## TASK INPUTS:
******************************

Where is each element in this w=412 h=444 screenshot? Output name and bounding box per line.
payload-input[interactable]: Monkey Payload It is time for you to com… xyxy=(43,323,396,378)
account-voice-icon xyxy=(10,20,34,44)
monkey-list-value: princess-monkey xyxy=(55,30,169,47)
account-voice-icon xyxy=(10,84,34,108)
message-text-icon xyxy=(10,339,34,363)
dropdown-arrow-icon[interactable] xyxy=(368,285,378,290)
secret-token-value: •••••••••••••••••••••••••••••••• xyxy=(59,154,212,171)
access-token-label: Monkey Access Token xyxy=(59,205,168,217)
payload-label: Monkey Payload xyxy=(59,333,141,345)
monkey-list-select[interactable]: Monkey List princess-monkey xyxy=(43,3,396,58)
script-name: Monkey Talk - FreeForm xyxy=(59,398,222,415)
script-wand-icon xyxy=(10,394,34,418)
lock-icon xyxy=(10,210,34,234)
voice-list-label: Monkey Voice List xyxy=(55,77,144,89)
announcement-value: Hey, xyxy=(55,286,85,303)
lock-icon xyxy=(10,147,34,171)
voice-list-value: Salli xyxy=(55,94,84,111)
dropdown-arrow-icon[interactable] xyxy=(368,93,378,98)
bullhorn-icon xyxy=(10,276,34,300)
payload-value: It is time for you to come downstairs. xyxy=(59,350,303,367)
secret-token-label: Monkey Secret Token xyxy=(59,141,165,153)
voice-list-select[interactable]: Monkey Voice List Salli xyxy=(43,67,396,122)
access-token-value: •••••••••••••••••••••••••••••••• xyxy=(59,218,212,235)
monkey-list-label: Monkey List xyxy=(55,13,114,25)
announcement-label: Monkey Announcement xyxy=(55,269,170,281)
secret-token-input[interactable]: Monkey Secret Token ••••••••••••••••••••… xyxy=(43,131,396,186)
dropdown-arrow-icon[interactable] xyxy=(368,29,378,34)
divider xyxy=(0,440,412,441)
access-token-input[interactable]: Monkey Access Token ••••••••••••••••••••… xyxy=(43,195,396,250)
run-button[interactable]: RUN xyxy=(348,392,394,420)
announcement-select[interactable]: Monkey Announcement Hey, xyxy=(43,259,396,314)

******************************

## WHAT THE TASK ASKS:
Please print the item above again, reproducing every line of it word for word.

## WRITTEN RESPONSE:
Where is each element in this w=412 h=444 screenshot? Output name and bounding box per line.
payload-input[interactable]: Monkey Payload It is time for you to com… xyxy=(43,323,396,378)
account-voice-icon xyxy=(10,20,34,44)
monkey-list-value: princess-monkey xyxy=(55,30,169,47)
account-voice-icon xyxy=(10,84,34,108)
message-text-icon xyxy=(10,339,34,363)
dropdown-arrow-icon[interactable] xyxy=(368,285,378,290)
secret-token-value: •••••••••••••••••••••••••••••••• xyxy=(59,154,212,171)
access-token-label: Monkey Access Token xyxy=(59,205,168,217)
payload-label: Monkey Payload xyxy=(59,333,141,345)
monkey-list-select[interactable]: Monkey List princess-monkey xyxy=(43,3,396,58)
script-name: Monkey Talk - FreeForm xyxy=(59,398,222,415)
script-wand-icon xyxy=(10,394,34,418)
lock-icon xyxy=(10,210,34,234)
voice-list-label: Monkey Voice List xyxy=(55,77,144,89)
announcement-value: Hey, xyxy=(55,286,85,303)
lock-icon xyxy=(10,147,34,171)
voice-list-value: Salli xyxy=(55,94,84,111)
dropdown-arrow-icon[interactable] xyxy=(368,93,378,98)
bullhorn-icon xyxy=(10,276,34,300)
payload-value: It is time for you to come downstairs. xyxy=(59,350,303,367)
secret-token-label: Monkey Secret Token xyxy=(59,141,165,153)
voice-list-select[interactable]: Monkey Voice List Salli xyxy=(43,67,396,122)
access-token-value: •••••••••••••••••••••••••••••••• xyxy=(59,218,212,235)
monkey-list-label: Monkey List xyxy=(55,13,114,25)
announcement-label: Monkey Announcement xyxy=(55,269,170,281)
secret-token-input[interactable]: Monkey Secret Token ••••••••••••••••••••… xyxy=(43,131,396,186)
dropdown-arrow-icon[interactable] xyxy=(368,29,378,34)
divider xyxy=(0,440,412,441)
access-token-input[interactable]: Monkey Access Token ••••••••••••••••••••… xyxy=(43,195,396,250)
run-button[interactable]: RUN xyxy=(348,392,394,420)
announcement-select[interactable]: Monkey Announcement Hey, xyxy=(43,259,396,314)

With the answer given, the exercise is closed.